▶ Stated task:
Work out how many lines hold the string "Read". Give that number and nothing more.

[Stored entries]
........

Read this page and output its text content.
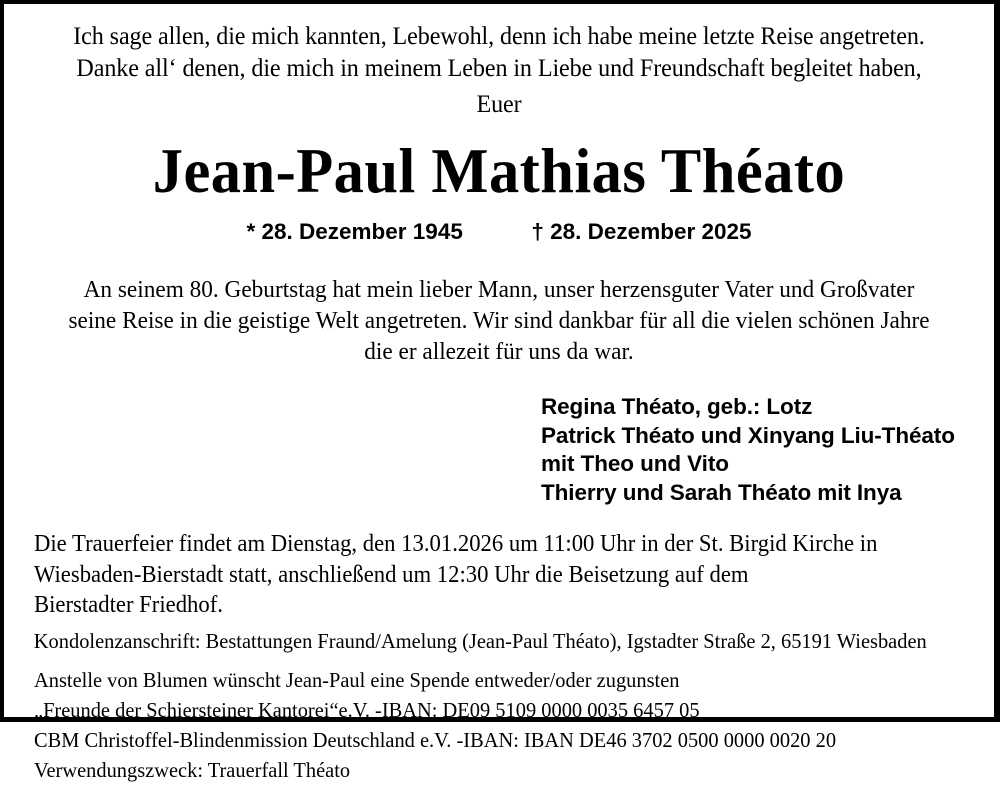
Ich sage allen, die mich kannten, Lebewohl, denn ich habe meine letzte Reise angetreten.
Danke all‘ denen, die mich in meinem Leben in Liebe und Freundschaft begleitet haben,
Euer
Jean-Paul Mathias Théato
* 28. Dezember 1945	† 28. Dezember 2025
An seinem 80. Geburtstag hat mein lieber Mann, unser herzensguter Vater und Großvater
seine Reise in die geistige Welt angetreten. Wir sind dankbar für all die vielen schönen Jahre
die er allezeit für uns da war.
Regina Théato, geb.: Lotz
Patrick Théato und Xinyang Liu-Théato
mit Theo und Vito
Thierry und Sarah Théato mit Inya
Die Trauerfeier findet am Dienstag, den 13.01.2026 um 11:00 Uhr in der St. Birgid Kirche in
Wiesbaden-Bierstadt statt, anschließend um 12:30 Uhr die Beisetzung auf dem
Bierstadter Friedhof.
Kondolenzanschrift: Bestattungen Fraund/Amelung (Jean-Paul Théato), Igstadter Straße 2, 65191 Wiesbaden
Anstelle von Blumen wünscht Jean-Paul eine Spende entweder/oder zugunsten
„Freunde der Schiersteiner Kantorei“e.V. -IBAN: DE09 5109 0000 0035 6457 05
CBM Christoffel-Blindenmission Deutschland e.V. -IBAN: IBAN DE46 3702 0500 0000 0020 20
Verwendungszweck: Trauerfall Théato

........

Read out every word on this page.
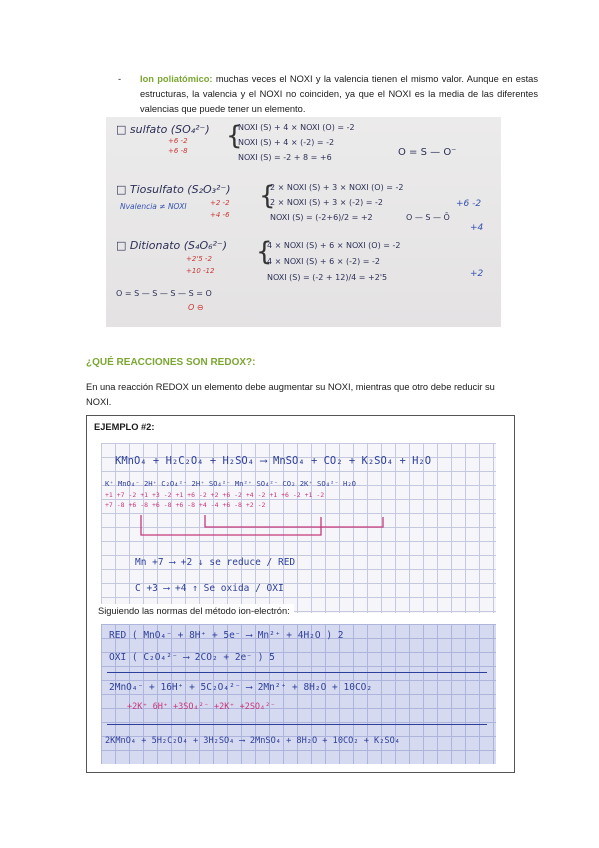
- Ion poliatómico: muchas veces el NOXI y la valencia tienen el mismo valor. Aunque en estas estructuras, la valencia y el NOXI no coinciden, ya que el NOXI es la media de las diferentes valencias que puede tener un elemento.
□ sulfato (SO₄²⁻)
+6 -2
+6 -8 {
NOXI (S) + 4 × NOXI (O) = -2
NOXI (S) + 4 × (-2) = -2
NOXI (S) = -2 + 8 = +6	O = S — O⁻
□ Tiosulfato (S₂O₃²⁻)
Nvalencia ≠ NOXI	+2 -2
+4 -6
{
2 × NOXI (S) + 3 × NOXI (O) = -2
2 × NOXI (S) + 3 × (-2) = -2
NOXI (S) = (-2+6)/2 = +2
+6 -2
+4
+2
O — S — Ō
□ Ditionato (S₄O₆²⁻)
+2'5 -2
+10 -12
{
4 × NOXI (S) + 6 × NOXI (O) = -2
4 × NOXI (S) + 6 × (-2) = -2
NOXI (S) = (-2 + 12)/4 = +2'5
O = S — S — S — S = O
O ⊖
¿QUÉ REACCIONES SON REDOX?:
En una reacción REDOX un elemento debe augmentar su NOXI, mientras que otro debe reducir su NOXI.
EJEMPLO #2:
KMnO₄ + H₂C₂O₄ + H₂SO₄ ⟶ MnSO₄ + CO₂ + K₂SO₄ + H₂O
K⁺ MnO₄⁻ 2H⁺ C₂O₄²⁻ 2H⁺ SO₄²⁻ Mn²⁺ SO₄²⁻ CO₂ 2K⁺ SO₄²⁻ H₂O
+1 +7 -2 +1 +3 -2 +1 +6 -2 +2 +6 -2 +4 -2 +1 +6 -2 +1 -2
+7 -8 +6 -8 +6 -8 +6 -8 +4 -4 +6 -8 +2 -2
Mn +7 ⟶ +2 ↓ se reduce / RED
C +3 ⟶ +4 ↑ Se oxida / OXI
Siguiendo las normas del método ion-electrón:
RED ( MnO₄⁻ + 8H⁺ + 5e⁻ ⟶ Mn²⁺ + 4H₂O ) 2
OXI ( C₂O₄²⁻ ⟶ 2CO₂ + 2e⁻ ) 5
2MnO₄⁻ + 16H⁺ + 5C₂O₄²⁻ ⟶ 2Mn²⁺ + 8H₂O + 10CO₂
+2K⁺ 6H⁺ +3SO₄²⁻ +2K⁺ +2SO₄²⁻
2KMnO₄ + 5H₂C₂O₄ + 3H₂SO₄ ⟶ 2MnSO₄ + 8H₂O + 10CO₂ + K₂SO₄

........

▶ Solution below:
2